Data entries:

================================

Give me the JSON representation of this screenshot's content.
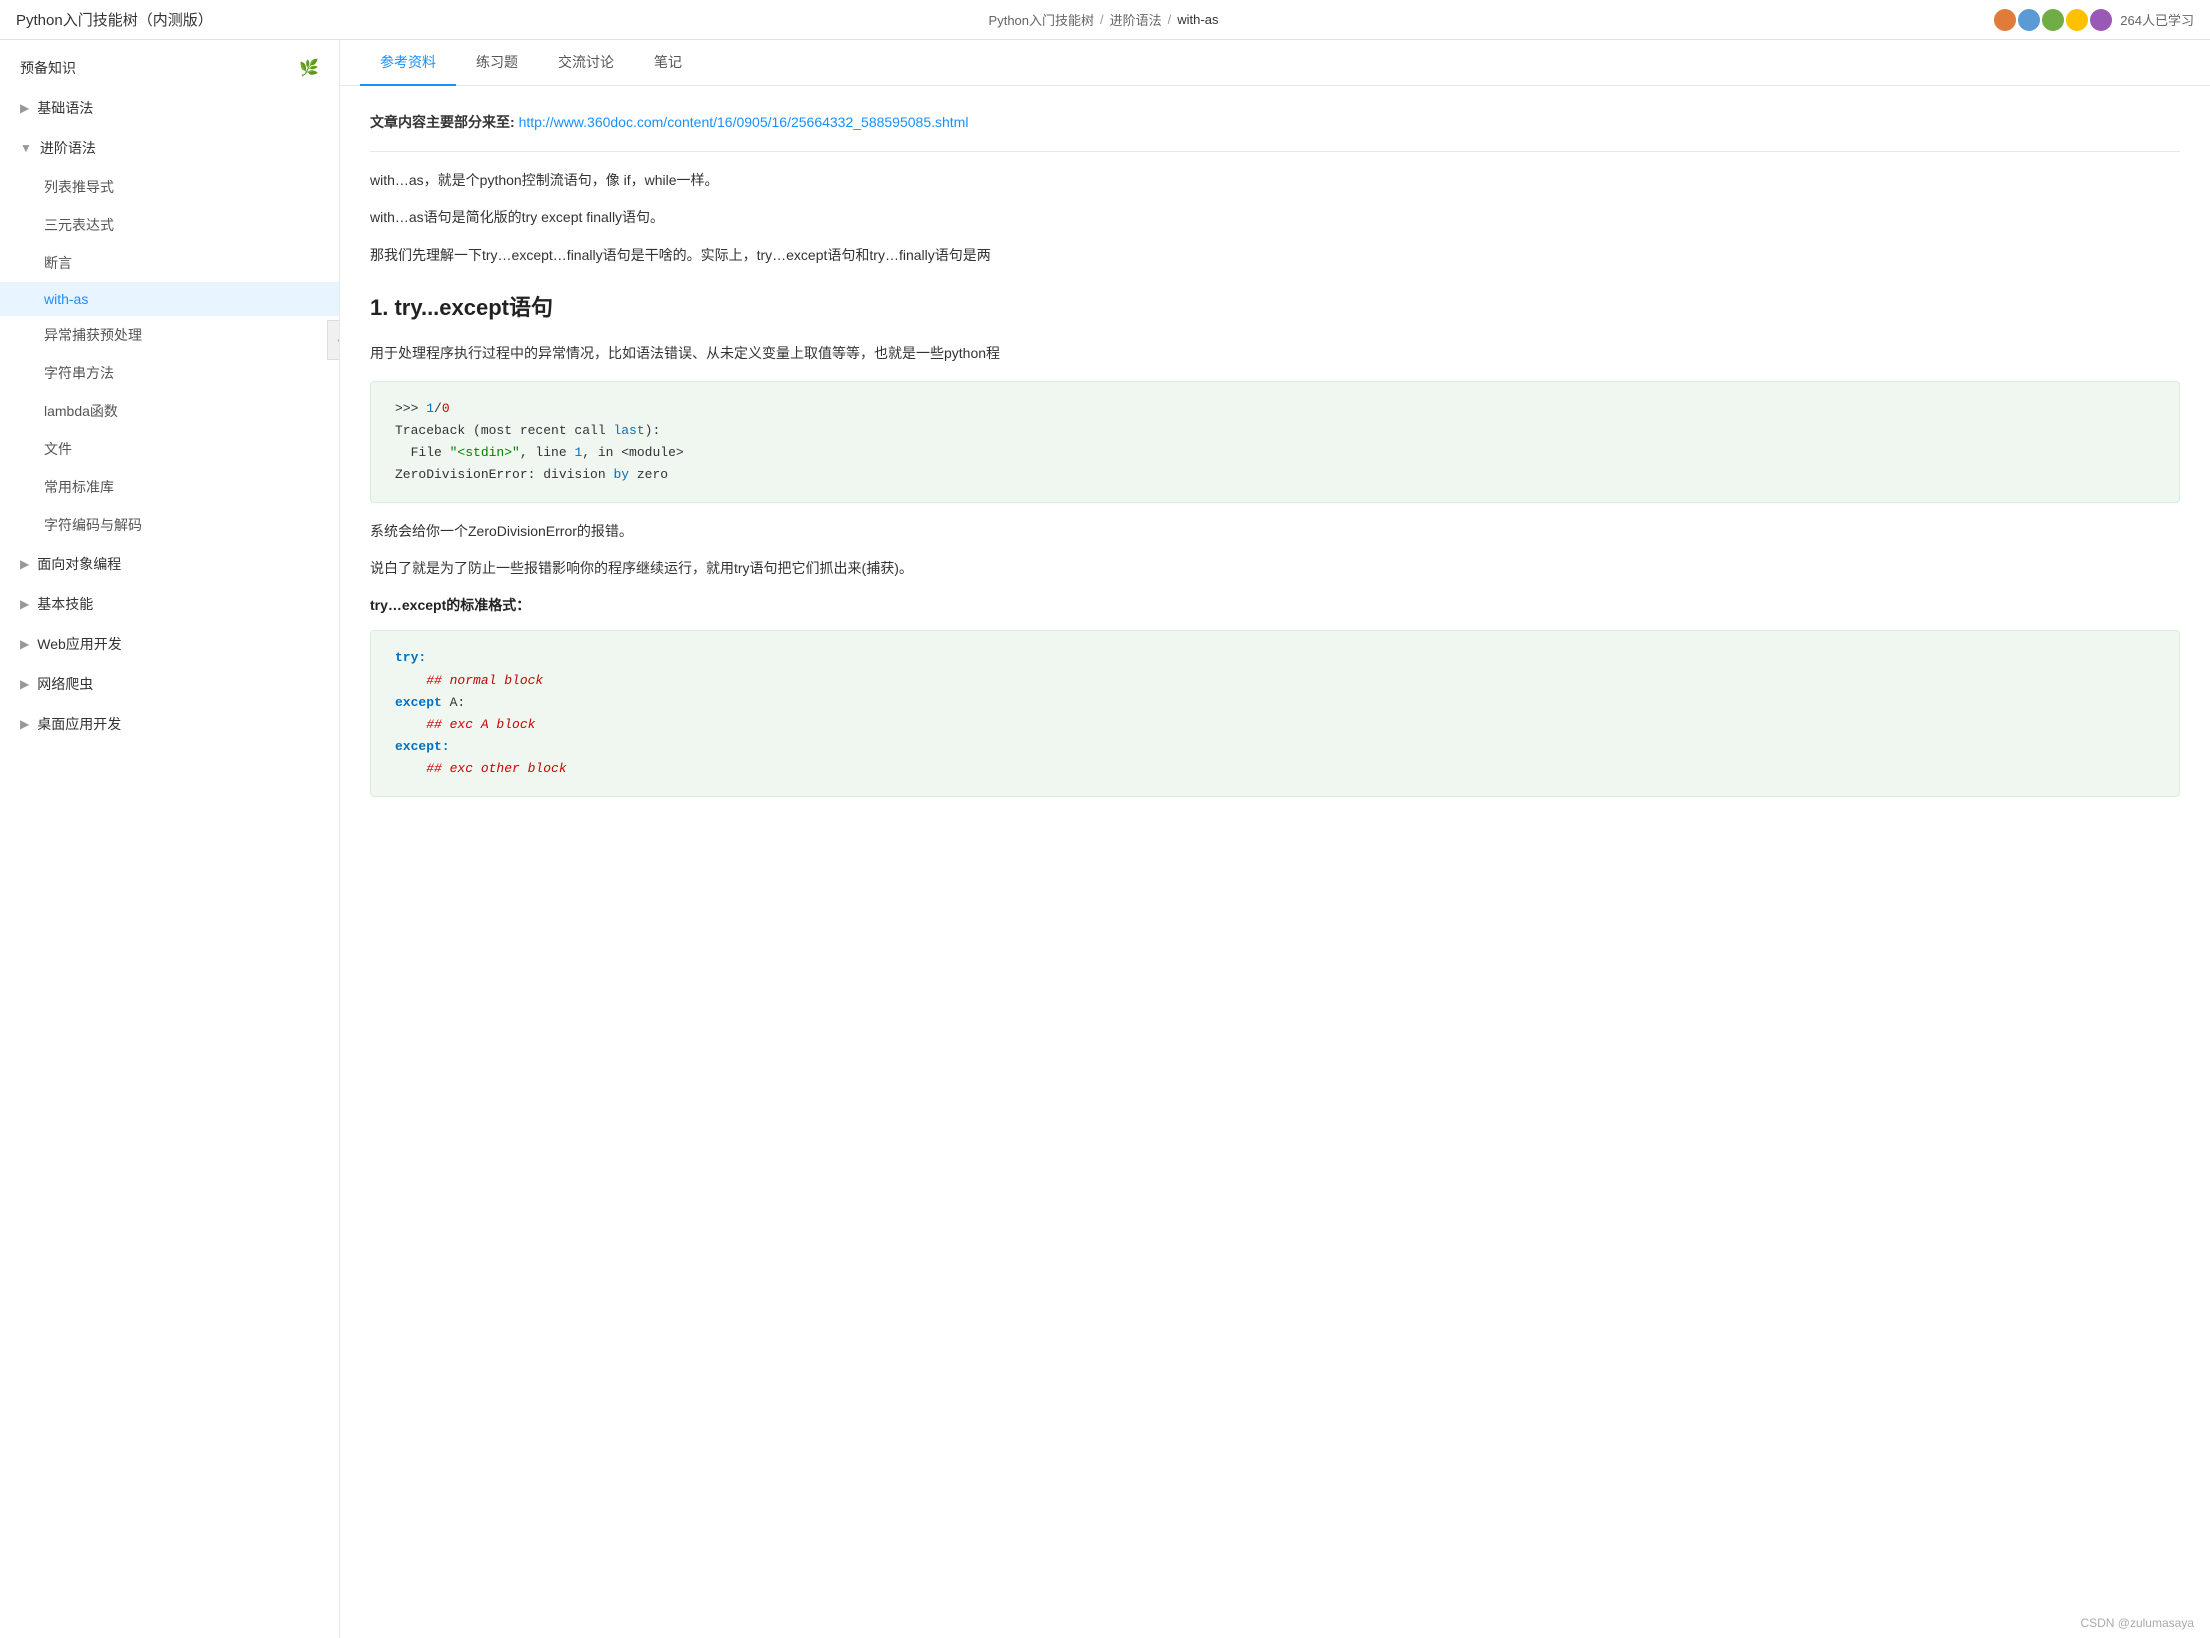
{
  "topbar": {
    "title": "Python入门技能树（内测版）",
    "breadcrumb": {
      "part1": "Python入门技能树",
      "sep1": "/",
      "part2": "进阶语法",
      "sep2": "/",
      "part3": "with-as"
    },
    "user_count": "264人已学习",
    "watermark": "CSDN @zulumasaya"
  },
  "sidebar": {
    "sections": [
      {
        "id": "preknowledge",
        "label": "预备知识",
        "type": "group-leaf",
        "has_icon": true,
        "expanded": false
      },
      {
        "id": "basic-syntax",
        "label": "基础语法",
        "type": "group",
        "expanded": false
      },
      {
        "id": "advanced-syntax",
        "label": "进阶语法",
        "type": "group",
        "expanded": true,
        "children": [
          {
            "id": "list-comp",
            "label": "列表推导式"
          },
          {
            "id": "ternary",
            "label": "三元表达式"
          },
          {
            "id": "assert",
            "label": "断言"
          },
          {
            "id": "with-as",
            "label": "with-as",
            "active": true
          },
          {
            "id": "exception",
            "label": "异常捕获预处理"
          },
          {
            "id": "string-methods",
            "label": "字符串方法"
          },
          {
            "id": "lambda",
            "label": "lambda函数"
          },
          {
            "id": "file",
            "label": "文件"
          },
          {
            "id": "stdlib",
            "label": "常用标准库"
          },
          {
            "id": "encoding",
            "label": "字符编码与解码"
          }
        ]
      },
      {
        "id": "oop",
        "label": "面向对象编程",
        "type": "group",
        "expanded": false
      },
      {
        "id": "basic-skills",
        "label": "基本技能",
        "type": "group",
        "expanded": false
      },
      {
        "id": "web-dev",
        "label": "Web应用开发",
        "type": "group",
        "expanded": false
      },
      {
        "id": "web-crawler",
        "label": "网络爬虫",
        "type": "group",
        "expanded": false
      },
      {
        "id": "desktop-dev",
        "label": "桌面应用开发",
        "type": "group",
        "expanded": false
      }
    ]
  },
  "tabs": [
    {
      "id": "reference",
      "label": "参考资料",
      "active": true
    },
    {
      "id": "exercises",
      "label": "练习题",
      "active": false
    },
    {
      "id": "discussion",
      "label": "交流讨论",
      "active": false
    },
    {
      "id": "notes",
      "label": "笔记",
      "active": false
    }
  ],
  "article": {
    "source_prefix": "文章内容主要部分来至:",
    "source_url": "http://www.360doc.com/content/16/0905/16/25664332_588595085.shtml",
    "intro1": "with…as，就是个python控制流语句，像 if，while一样。",
    "intro2": "with…as语句是简化版的try except finally语句。",
    "intro3": "那我们先理解一下try…except…finally语句是干啥的。实际上，try…except语句和try…finally语句是两",
    "section1_title": "1. try...except语句",
    "section1_desc": "用于处理程序执行过程中的异常情况，比如语法错误、从未定义变量上取值等等，也就是一些python程",
    "code1": {
      "lines": [
        {
          "text": ">>> 1/0",
          "parts": [
            {
              "t": ">>> ",
              "cls": ""
            },
            {
              "t": "1",
              "cls": "num"
            },
            {
              "t": "/",
              "cls": ""
            },
            {
              "t": "0",
              "cls": "red"
            }
          ]
        },
        {
          "text": "Traceback (most recent call last):",
          "parts": [
            {
              "t": "Traceback (most recent call ",
              "cls": ""
            },
            {
              "t": "last",
              "cls": "blue"
            },
            {
              "t": "):",
              "cls": ""
            }
          ]
        },
        {
          "text": "  File \"<stdin>\", line 1, in <module>",
          "parts": [
            {
              "t": "  File ",
              "cls": ""
            },
            {
              "t": "\"<stdin>\"",
              "cls": "green"
            },
            {
              "t": ", line ",
              "cls": ""
            },
            {
              "t": "1",
              "cls": "blue"
            },
            {
              "t": ", in <module>",
              "cls": ""
            }
          ]
        },
        {
          "text": "ZeroDivisionError: division by zero",
          "parts": [
            {
              "t": "ZeroDivisionError: division ",
              "cls": ""
            },
            {
              "t": "by",
              "cls": "blue"
            },
            {
              "t": " zero",
              "cls": ""
            }
          ]
        }
      ]
    },
    "summary1": "系统会给你一个ZeroDivisionError的报错。",
    "summary2": "说白了就是为了防止一些报错影响你的程序继续运行，就用try语句把它们抓出来(捕获)。",
    "format_label": "try…except的标准格式：",
    "code2": {
      "lines": [
        {
          "parts": [
            {
              "t": "try:",
              "cls": "kw"
            }
          ]
        },
        {
          "parts": [
            {
              "t": "    ## normal block",
              "cls": "comment"
            }
          ]
        },
        {
          "parts": [
            {
              "t": "except",
              "cls": "kw"
            },
            {
              "t": " A:",
              "cls": ""
            }
          ]
        },
        {
          "parts": [
            {
              "t": "    ## exc A block",
              "cls": "comment"
            }
          ]
        },
        {
          "parts": [
            {
              "t": "except:",
              "cls": "kw"
            }
          ]
        },
        {
          "parts": [
            {
              "t": "    ## exc other block",
              "cls": "comment"
            }
          ]
        }
      ]
    }
  }
}
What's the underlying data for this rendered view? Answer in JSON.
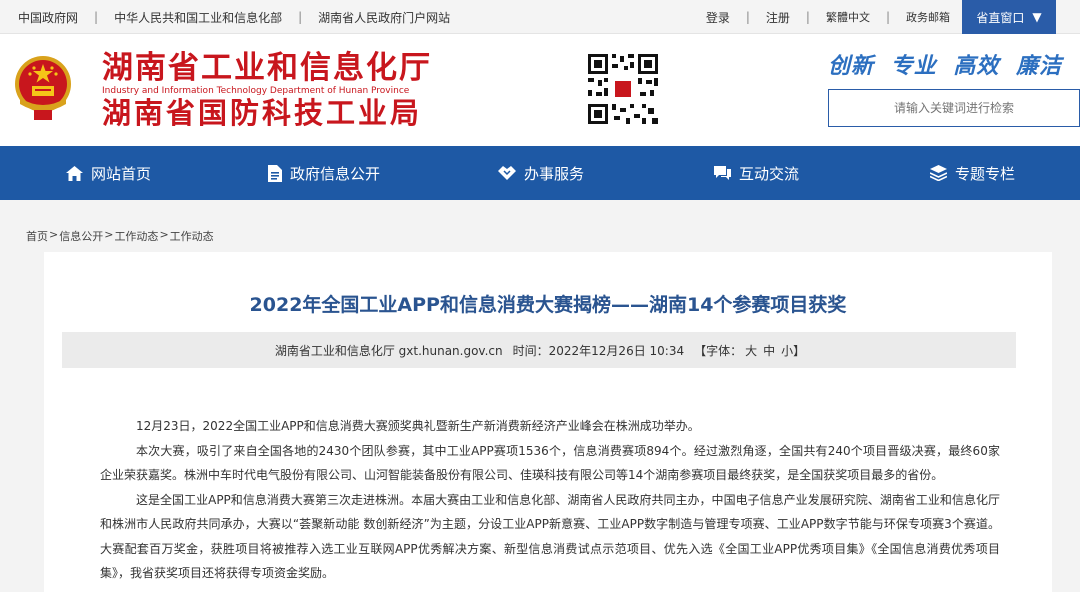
{
  "topbar": {
    "links": [
      "中国政府网",
      "中华人民共和国工业和信息化部",
      "湖南省人民政府门户网站"
    ],
    "login": "登录",
    "register": "注册",
    "traditional": "繁體中文",
    "email": "政务邮箱",
    "window_btn": "省直窗口",
    "sep": "|"
  },
  "header": {
    "title_cn": "湖南省工业和信息化厅",
    "title_en": "Industry and Information Technology Department of Hunan Province",
    "title_cn2": "湖南省国防科技工业局",
    "slogan": [
      "创新",
      "专业",
      "高效",
      "廉洁"
    ],
    "search_placeholder": "请输入关键词进行检索"
  },
  "nav": {
    "items": [
      "网站首页",
      "政府信息公开",
      "办事服务",
      "互动交流",
      "专题专栏"
    ]
  },
  "breadcrumb": [
    "首页",
    "信息公开",
    "工作动态",
    "工作动态"
  ],
  "breadcrumb_sep": ">",
  "article": {
    "title": "2022年全国工业APP和信息消费大赛揭榜——湖南14个参赛项目获奖",
    "source": "湖南省工业和信息化厅 gxt.hunan.gov.cn",
    "time": "时间：2022年12月26日 10:34",
    "font_size_label": "【字体：",
    "font_big": "大",
    "font_mid": "中",
    "font_small": "小】",
    "paragraphs": [
      "12月23日，2022全国工业APP和信息消费大赛颁奖典礼暨新生产新消费新经济产业峰会在株洲成功举办。",
      "本次大赛，吸引了来自全国各地的2430个团队参赛，其中工业APP赛项1536个，信息消费赛项894个。经过激烈角逐，全国共有240个项目晋级决赛，最终60家企业荣获嘉奖。株洲中车时代电气股份有限公司、山河智能装备股份有限公司、佳瑛科技有限公司等14个湖南参赛项目最终获奖，是全国获奖项目最多的省份。",
      "这是全国工业APP和信息消费大赛第三次走进株洲。本届大赛由工业和信息化部、湖南省人民政府共同主办，中国电子信息产业发展研究院、湖南省工业和信息化厅和株洲市人民政府共同承办，大赛以“荟聚新动能 数创新经济”为主题，分设工业APP新意赛、工业APP数字制造与管理专项赛、工业APP数字节能与环保专项赛3个赛道。大赛配套百万奖金，获胜项目将被推荐入选工业互联网APP优秀解决方案、新型信息消费试点示范项目、优先入选《全国工业APP优秀项目集》《全国信息消费优秀项目集》，我省获奖项目还将获得专项资金奖励。"
    ]
  },
  "colors": {
    "brand_red": "#c8161d",
    "nav_blue": "#1e59a5",
    "title_blue": "#2a5490"
  }
}
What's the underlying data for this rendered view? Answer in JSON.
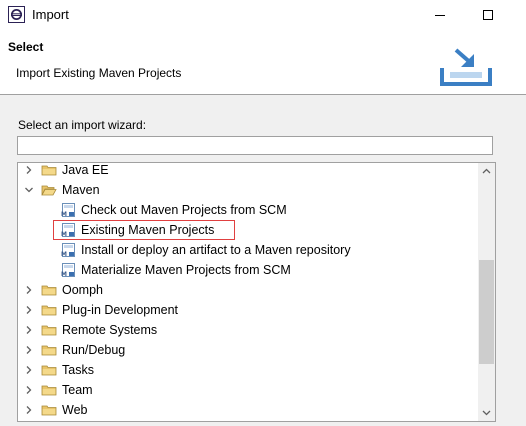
{
  "window": {
    "title": "Import"
  },
  "header": {
    "title": "Select",
    "description": "Import Existing Maven Projects"
  },
  "content": {
    "prompt": "Select an import wizard:",
    "filter_value": ""
  },
  "tree": {
    "items": [
      {
        "label": "Java EE",
        "level": 0,
        "expanded": false,
        "type": "folder"
      },
      {
        "label": "Maven",
        "level": 0,
        "expanded": true,
        "type": "folder"
      },
      {
        "label": "Check out Maven Projects from SCM",
        "level": 1,
        "type": "maven-wizard"
      },
      {
        "label": "Existing Maven Projects",
        "level": 1,
        "type": "maven-wizard",
        "selected": true
      },
      {
        "label": "Install or deploy an artifact to a Maven repository",
        "level": 1,
        "type": "maven-wizard"
      },
      {
        "label": "Materialize Maven Projects from SCM",
        "level": 1,
        "type": "maven-wizard"
      },
      {
        "label": "Oomph",
        "level": 0,
        "expanded": false,
        "type": "folder"
      },
      {
        "label": "Plug-in Development",
        "level": 0,
        "expanded": false,
        "type": "folder"
      },
      {
        "label": "Remote Systems",
        "level": 0,
        "expanded": false,
        "type": "folder"
      },
      {
        "label": "Run/Debug",
        "level": 0,
        "expanded": false,
        "type": "folder"
      },
      {
        "label": "Tasks",
        "level": 0,
        "expanded": false,
        "type": "folder"
      },
      {
        "label": "Team",
        "level": 0,
        "expanded": false,
        "type": "folder"
      },
      {
        "label": "Web",
        "level": 0,
        "expanded": false,
        "type": "folder"
      }
    ]
  },
  "colors": {
    "selection_outline": "#e04040",
    "folder": "#e8c46a",
    "header_bg": "#ffffff",
    "content_bg": "#f0f0f0"
  }
}
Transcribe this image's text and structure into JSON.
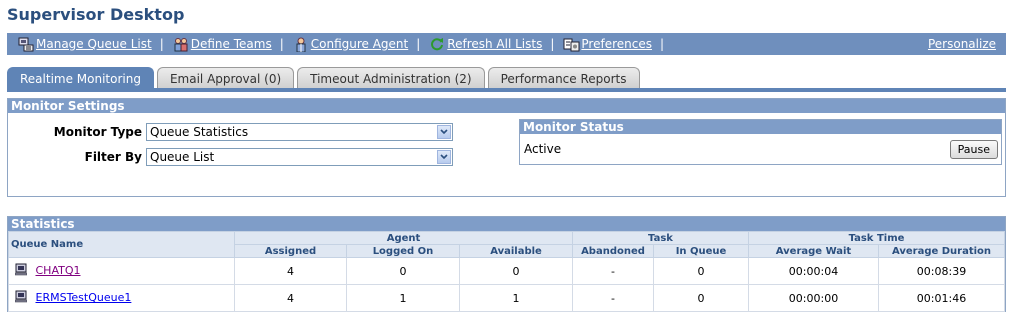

================================

YOUR TASK> Copy out all lines above that include the string "Existing".

WRITTEN RESPONSE>
    "description": "Import Existing Maven Projects"
        "label": "Existing Maven Projects",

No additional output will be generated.